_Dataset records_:
__________

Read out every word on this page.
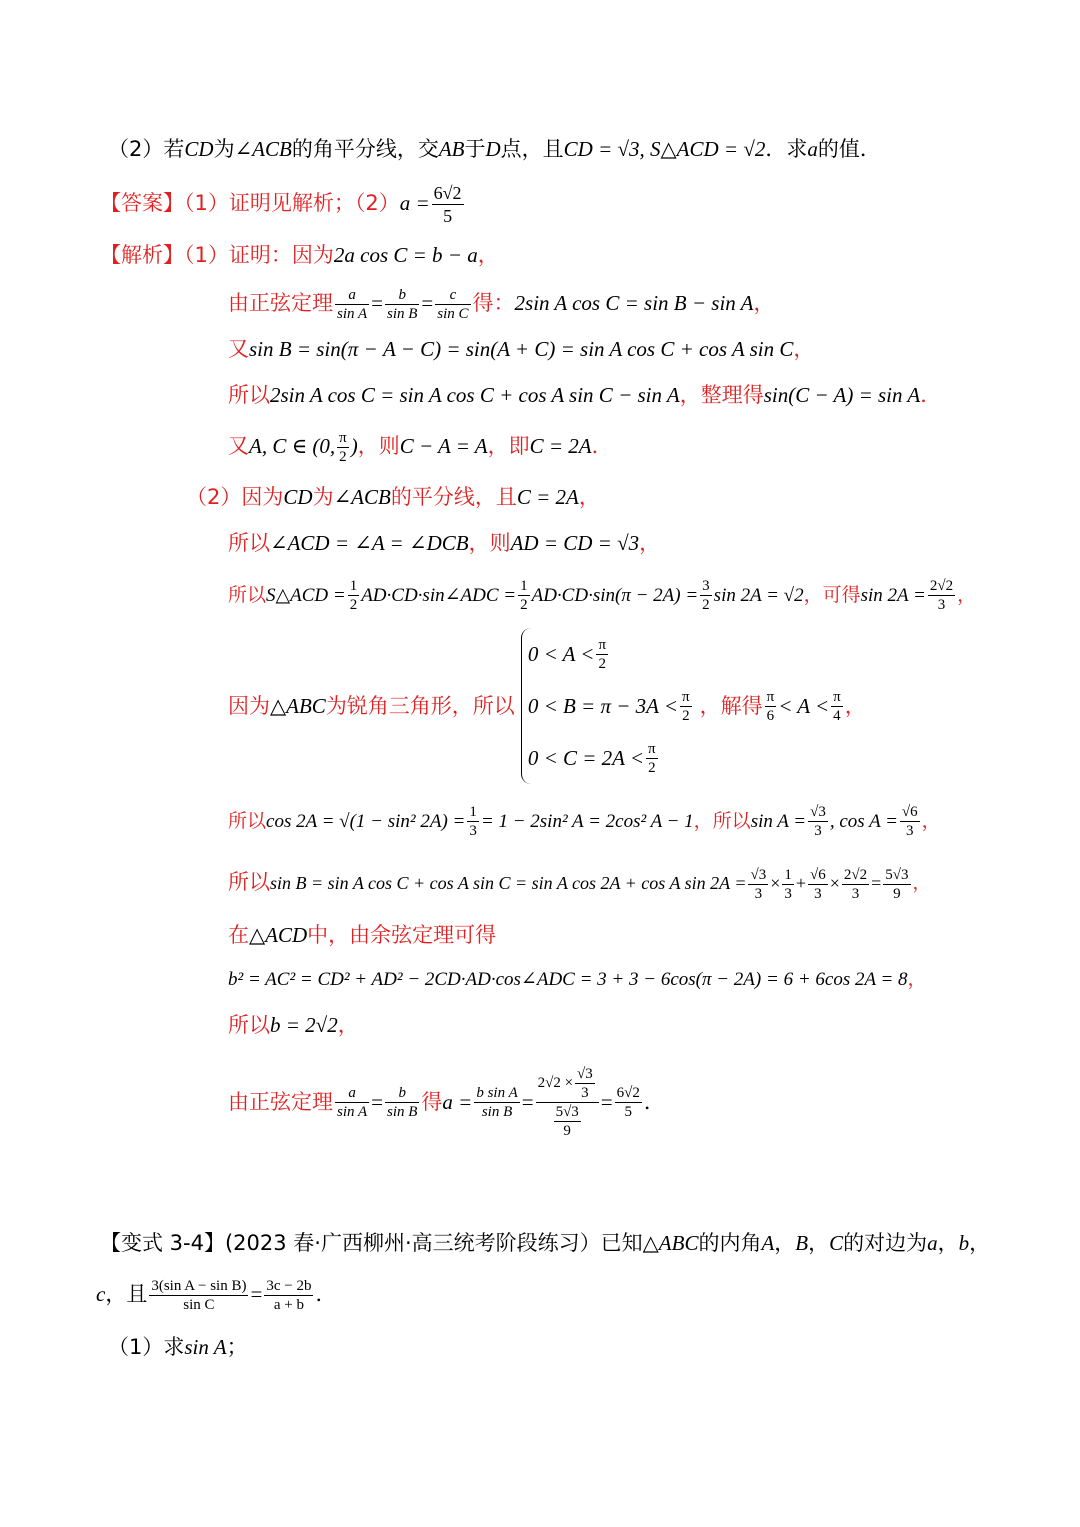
（2）若CD为∠ACB的角平分线，交AB于D点，且CD = √3, S△ACD = √2．求a的值．
【答案】（1）证明见解析；$(2)a = \frac{6√2}{5}$
【解析】（1）证明：因为2a cos C = b − a，
由正弦定理 $\frac{a}{\text{sin A}} = \frac{b}{\text{sin B}} = \frac{c}{\text{sin C}}$ 得：2sin A cos C = sin B − sin A，
又sin B = sin(π − A − C) = sin(A + C) = sin A cos C + cos A sin C，
所以2sin A cos C = sin A cos C + cos A sin C − sin A，整理得sin(C − A) = sin A．
又A, C ∈ (0, $\frac{\pi}{2}$ )，则C − A = A，即C = 2A．
（2）因为CD为∠ACB的平分线，且C = 2A，
所以∠ACD = ∠A = ∠DCB，则AD = CD = √3，
所以S△ACD = $\frac{1}{2}$ AD·CD·sin∠ADC = $\frac{1}{2} AD\cdot CD\cdot\sin(\pi - 2A) = \frac{3}{2}$ sin 2A = √2，可得$\sin 2A = \frac{2√2}{3}$ ，
因为 △ABC 为锐角三角形，所以
$0 < A < \frac{\pi}{2}$
$0 < B = \pi - 3A < \frac{\pi}{2}$
$0 < C = 2A < \frac{\pi}{2}$
，解得 $\frac{\pi}{6} < A < \frac{\pi}{4}$ ，
所以cos 2A = √(1 − sin² $2A) = \frac{1}{3} = 1 - 2\sin^2$ A = 2cos² A − 1，所以$\sin A = \frac{√3}{3}$ , $\cos A = \frac{√6}{3}$ ，
所以sin B = sin A cos C + cos A sin C = sin A cos 2A + cos A $\sin 2A = \frac{√3}{3} \times \frac{1}{3} + \frac{√6}{3} \times \frac{2√2}{3} = \frac{5√3}{9}$ ，
在△ACD中，由余弦定理可得
b² = AC² = CD² + AD² − 2CD·AD·cos∠ADC = 3 + 3 − 6cos(π − 2A) = 6 + 6cos 2A = 8，
所以b = 2√2，
由正弦定理 $\frac{a}{\text{sin A}} = \frac{b}{\text{sin B}}$ 得 $a = \frac{\text{b sin A}}{\text{sin B}} = \frac{2√2 \times \frac{√3}{3}}{\frac{5√3}{9}} = \frac{6√2}{5}$ ．
【变式 3-4】(2023 春·广西柳州·高三统考阶段练习）已知△ABC的内角A，B，C的对边为a，b，
c，且 $\frac{\text{3(sin A − sin B)}}{\text{sin C}} = \frac{3c - 2b}{a + b}$ ．
（1）求sin A；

__________

_Task instructions_: Strip out the pictures and quote the remaining data word for word.

_Solution for this problem_:
Read out every word on this page.
（2）若CD为∠ACB的角平分线，交AB于D点，且CD = √3, S△ACD = √2．求a的值．
【答案】（1）证明见解析；$(2)a = \frac{6√2}{5}$
【解析】（1）证明：因为2a cos C = b − a，
由正弦定理 $\frac{a}{\text{sin A}} = \frac{b}{\text{sin B}} = \frac{c}{\text{sin C}}$ 得：2sin A cos C = sin B − sin A，
又sin B = sin(π − A − C) = sin(A + C) = sin A cos C + cos A sin C，
所以2sin A cos C = sin A cos C + cos A sin C − sin A，整理得sin(C − A) = sin A．
又A, C ∈ (0, $\frac{\pi}{2}$ )，则C − A = A，即C = 2A．
（2）因为CD为∠ACB的平分线，且C = 2A，
所以∠ACD = ∠A = ∠DCB，则AD = CD = √3，
所以S△ACD = $\frac{1}{2}$ AD·CD·sin∠ADC = $\frac{1}{2} AD\cdot CD\cdot\sin(\pi - 2A) = \frac{3}{2}$ sin 2A = √2，可得$\sin 2A = \frac{2√2}{3}$ ，
因为 △ABC 为锐角三角形，所以
$0 < A < \frac{\pi}{2}$
$0 < B = \pi - 3A < \frac{\pi}{2}$
$0 < C = 2A < \frac{\pi}{2}$
，解得 $\frac{\pi}{6} < A < \frac{\pi}{4}$ ，
所以cos 2A = √(1 − sin² $2A) = \frac{1}{3} = 1 - 2\sin^2$ A = 2cos² A − 1，所以$\sin A = \frac{√3}{3}$ , $\cos A = \frac{√6}{3}$ ，
所以sin B = sin A cos C + cos A sin C = sin A cos 2A + cos A $\sin 2A = \frac{√3}{3} \times \frac{1}{3} + \frac{√6}{3} \times \frac{2√2}{3} = \frac{5√3}{9}$ ，
在△ACD中，由余弦定理可得
b² = AC² = CD² + AD² − 2CD·AD·cos∠ADC = 3 + 3 − 6cos(π − 2A) = 6 + 6cos 2A = 8，
所以b = 2√2，
由正弦定理 $\frac{a}{\text{sin A}} = \frac{b}{\text{sin B}}$ 得 $a = \frac{\text{b sin A}}{\text{sin B}} = \frac{2√2 \times \frac{√3}{3}}{\frac{5√3}{9}} = \frac{6√2}{5}$ ．
【变式 3-4】(2023 春·广西柳州·高三统考阶段练习）已知△ABC的内角A，B，C的对边为a，b，
c，且 $\frac{\text{3(sin A − sin B)}}{\text{sin C}} = \frac{3c - 2b}{a + b}$ ．
（1）求sin A；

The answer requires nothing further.